■ Dataset entries:

## BEGIN

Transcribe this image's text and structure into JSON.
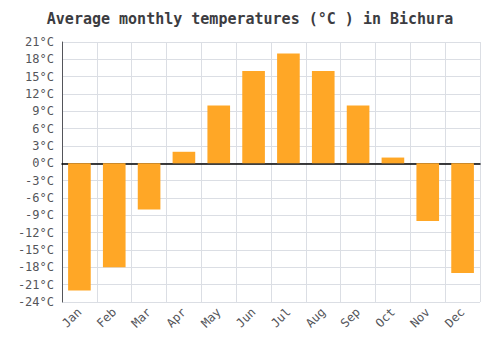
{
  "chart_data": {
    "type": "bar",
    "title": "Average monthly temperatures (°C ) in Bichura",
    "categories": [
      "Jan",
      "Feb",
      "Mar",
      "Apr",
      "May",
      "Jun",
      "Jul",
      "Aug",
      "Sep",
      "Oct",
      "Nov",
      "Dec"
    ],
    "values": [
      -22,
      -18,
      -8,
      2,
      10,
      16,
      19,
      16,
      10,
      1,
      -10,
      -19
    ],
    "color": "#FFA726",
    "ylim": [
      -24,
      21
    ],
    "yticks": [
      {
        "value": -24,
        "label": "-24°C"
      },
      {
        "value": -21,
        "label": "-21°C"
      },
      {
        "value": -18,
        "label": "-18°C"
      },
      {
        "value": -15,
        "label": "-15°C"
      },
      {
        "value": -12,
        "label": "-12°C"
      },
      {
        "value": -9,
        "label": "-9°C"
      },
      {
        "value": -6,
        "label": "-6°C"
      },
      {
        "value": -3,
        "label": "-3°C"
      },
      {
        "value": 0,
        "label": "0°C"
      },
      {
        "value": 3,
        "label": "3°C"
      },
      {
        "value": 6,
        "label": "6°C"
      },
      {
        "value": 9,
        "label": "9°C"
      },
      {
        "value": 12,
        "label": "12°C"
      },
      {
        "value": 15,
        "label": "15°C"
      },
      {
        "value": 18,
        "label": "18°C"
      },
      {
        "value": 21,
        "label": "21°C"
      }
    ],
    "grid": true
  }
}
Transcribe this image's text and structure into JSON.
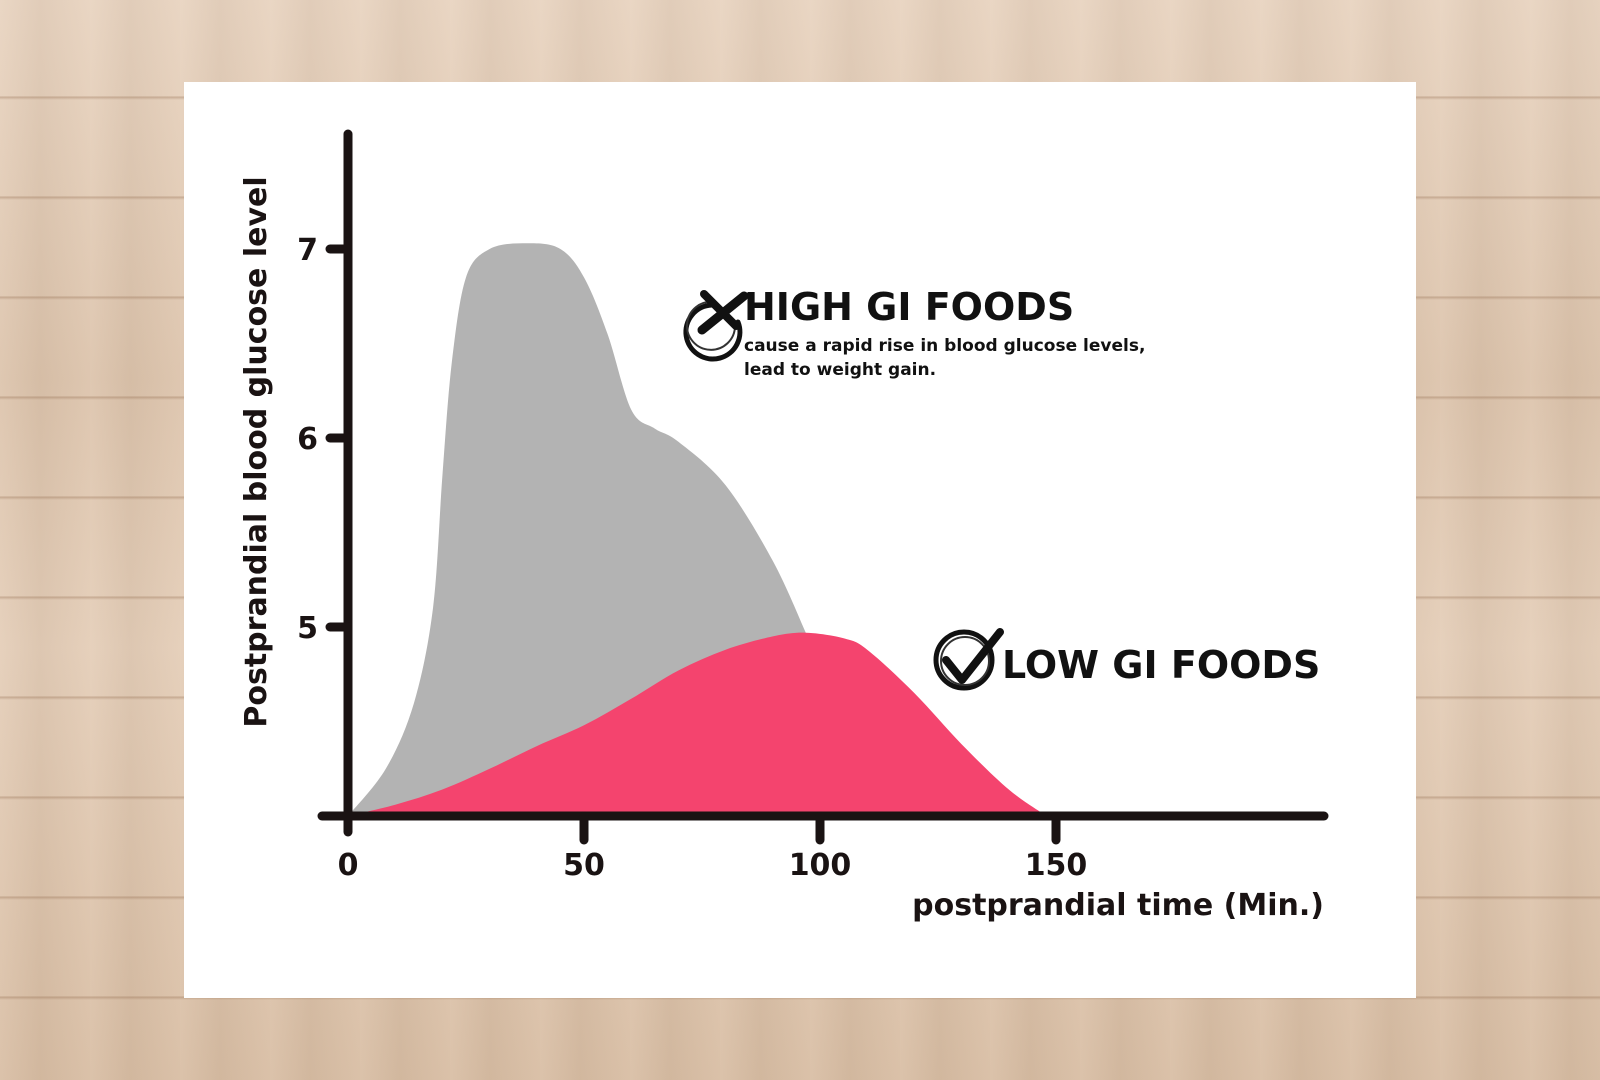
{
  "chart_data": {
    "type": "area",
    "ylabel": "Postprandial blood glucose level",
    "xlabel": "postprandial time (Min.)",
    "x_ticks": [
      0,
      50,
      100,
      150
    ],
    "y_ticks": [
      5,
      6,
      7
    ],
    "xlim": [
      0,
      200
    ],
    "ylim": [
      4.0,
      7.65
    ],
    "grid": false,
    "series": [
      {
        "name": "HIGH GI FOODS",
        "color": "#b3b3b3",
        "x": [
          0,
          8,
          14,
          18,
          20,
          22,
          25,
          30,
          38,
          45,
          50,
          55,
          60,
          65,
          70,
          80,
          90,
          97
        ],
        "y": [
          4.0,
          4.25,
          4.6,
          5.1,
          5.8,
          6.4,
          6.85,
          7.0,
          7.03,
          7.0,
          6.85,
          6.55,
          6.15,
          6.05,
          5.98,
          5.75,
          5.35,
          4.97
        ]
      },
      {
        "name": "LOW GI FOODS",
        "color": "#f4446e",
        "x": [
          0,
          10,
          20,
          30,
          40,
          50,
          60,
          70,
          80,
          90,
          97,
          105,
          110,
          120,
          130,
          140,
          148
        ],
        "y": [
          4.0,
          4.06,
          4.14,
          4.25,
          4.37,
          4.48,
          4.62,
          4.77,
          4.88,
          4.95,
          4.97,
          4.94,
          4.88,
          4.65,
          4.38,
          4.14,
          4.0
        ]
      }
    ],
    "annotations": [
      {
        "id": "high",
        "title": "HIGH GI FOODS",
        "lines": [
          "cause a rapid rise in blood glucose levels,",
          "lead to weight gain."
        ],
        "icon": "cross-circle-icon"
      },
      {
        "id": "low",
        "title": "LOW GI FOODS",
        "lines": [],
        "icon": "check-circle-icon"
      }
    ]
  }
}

## END
## BEGIN

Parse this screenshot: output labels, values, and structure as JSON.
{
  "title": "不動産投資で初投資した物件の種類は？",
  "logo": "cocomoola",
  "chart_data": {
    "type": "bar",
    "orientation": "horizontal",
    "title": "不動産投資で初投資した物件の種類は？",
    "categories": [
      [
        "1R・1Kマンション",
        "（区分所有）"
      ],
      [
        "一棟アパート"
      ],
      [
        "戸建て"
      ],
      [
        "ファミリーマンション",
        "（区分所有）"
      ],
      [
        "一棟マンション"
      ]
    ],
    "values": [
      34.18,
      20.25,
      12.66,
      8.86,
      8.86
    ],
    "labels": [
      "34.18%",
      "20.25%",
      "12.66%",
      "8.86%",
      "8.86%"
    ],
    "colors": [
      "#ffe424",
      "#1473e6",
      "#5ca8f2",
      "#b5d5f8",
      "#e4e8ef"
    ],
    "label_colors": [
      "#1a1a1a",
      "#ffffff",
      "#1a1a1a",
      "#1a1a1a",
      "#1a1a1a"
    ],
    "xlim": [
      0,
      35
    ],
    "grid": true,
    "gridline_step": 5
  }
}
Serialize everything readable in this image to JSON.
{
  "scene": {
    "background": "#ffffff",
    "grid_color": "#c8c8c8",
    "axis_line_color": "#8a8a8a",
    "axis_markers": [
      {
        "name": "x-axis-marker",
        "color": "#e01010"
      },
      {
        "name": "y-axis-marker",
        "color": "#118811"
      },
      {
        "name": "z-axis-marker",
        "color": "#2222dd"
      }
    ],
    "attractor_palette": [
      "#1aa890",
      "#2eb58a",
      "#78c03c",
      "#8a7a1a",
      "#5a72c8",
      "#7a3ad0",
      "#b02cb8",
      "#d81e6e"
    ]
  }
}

## END

Return only the number of lines in the data that contain "this".

4